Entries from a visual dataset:
----

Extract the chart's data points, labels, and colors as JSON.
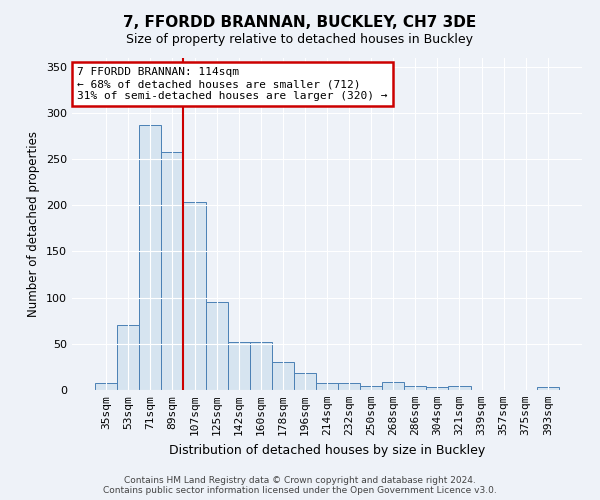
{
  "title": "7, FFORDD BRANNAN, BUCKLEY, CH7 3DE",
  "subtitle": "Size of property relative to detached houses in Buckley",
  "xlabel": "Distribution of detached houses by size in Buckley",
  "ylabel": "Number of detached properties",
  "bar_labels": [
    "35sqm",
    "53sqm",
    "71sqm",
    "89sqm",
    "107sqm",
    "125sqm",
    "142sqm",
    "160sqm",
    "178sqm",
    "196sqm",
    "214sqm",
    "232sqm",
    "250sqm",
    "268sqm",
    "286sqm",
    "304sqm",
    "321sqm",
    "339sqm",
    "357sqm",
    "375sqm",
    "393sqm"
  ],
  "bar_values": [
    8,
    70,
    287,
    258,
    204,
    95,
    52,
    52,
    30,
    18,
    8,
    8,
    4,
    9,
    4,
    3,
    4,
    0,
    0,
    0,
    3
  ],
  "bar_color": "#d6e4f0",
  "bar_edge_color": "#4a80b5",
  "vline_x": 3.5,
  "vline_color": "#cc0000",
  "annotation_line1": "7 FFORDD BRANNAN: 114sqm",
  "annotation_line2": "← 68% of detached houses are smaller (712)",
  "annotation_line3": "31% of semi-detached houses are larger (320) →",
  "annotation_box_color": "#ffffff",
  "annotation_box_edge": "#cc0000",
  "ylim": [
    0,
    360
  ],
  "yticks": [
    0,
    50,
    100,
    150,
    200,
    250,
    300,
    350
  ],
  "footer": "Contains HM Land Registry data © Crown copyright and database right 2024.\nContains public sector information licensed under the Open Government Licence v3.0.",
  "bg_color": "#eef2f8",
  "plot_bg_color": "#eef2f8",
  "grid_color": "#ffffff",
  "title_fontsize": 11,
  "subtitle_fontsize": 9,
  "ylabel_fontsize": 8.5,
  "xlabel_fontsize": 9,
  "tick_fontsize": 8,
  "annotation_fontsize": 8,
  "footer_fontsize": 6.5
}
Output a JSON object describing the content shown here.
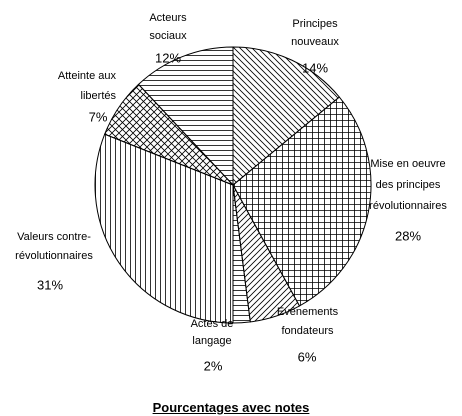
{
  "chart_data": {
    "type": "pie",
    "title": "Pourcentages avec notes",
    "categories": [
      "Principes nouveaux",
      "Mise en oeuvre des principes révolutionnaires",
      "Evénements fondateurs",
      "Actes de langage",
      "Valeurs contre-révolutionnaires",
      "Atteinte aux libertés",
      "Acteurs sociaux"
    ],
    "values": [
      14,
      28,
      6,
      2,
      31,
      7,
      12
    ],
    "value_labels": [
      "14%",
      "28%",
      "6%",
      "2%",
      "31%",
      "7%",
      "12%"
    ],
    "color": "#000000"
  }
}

----

◆ **WHAT THE EXERCISE ASKS**: Every record above must be given again exactly; drop the pictures.

◆ **OUTPUT FOR THIS EXERCISE**:
Extract the chart's data points, labels, and colors as JSON.
{
  "title": "7, FFORDD BRANNAN, BUCKLEY, CH7 3DE",
  "subtitle": "Size of property relative to detached houses in Buckley",
  "xlabel": "Distribution of detached houses by size in Buckley",
  "ylabel": "Number of detached properties",
  "bar_labels": [
    "35sqm",
    "53sqm",
    "71sqm",
    "89sqm",
    "107sqm",
    "125sqm",
    "142sqm",
    "160sqm",
    "178sqm",
    "196sqm",
    "214sqm",
    "232sqm",
    "250sqm",
    "268sqm",
    "286sqm",
    "304sqm",
    "321sqm",
    "339sqm",
    "357sqm",
    "375sqm",
    "393sqm"
  ],
  "bar_values": [
    8,
    70,
    287,
    258,
    204,
    95,
    52,
    52,
    30,
    18,
    8,
    8,
    4,
    9,
    4,
    3,
    4,
    0,
    0,
    0,
    3
  ],
  "bar_color": "#d6e4f0",
  "bar_edge_color": "#4a80b5",
  "vline_x": 3.5,
  "vline_color": "#cc0000",
  "annotation_line1": "7 FFORDD BRANNAN: 114sqm",
  "annotation_line2": "← 68% of detached houses are smaller (712)",
  "annotation_line3": "31% of semi-detached houses are larger (320) →",
  "annotation_box_color": "#ffffff",
  "annotation_box_edge": "#cc0000",
  "ylim": [
    0,
    360
  ],
  "yticks": [
    0,
    50,
    100,
    150,
    200,
    250,
    300,
    350
  ],
  "footer": "Contains HM Land Registry data © Crown copyright and database right 2024.\nContains public sector information licensed under the Open Government Licence v3.0.",
  "bg_color": "#eef2f8",
  "plot_bg_color": "#eef2f8",
  "grid_color": "#ffffff",
  "title_fontsize": 11,
  "subtitle_fontsize": 9,
  "ylabel_fontsize": 8.5,
  "xlabel_fontsize": 9,
  "tick_fontsize": 8,
  "annotation_fontsize": 8,
  "footer_fontsize": 6.5
}
Output a JSON object describing the content shown here.
{
  "chart_data": {
    "type": "pie",
    "title": "Pourcentages avec notes",
    "categories": [
      "Principes nouveaux",
      "Mise en oeuvre des principes révolutionnaires",
      "Evénements fondateurs",
      "Actes de langage",
      "Valeurs contre-révolutionnaires",
      "Atteinte aux libertés",
      "Acteurs sociaux"
    ],
    "values": [
      14,
      28,
      6,
      2,
      31,
      7,
      12
    ],
    "value_labels": [
      "14%",
      "28%",
      "6%",
      "2%",
      "31%",
      "7%",
      "12%"
    ],
    "color": "#000000"
  }
}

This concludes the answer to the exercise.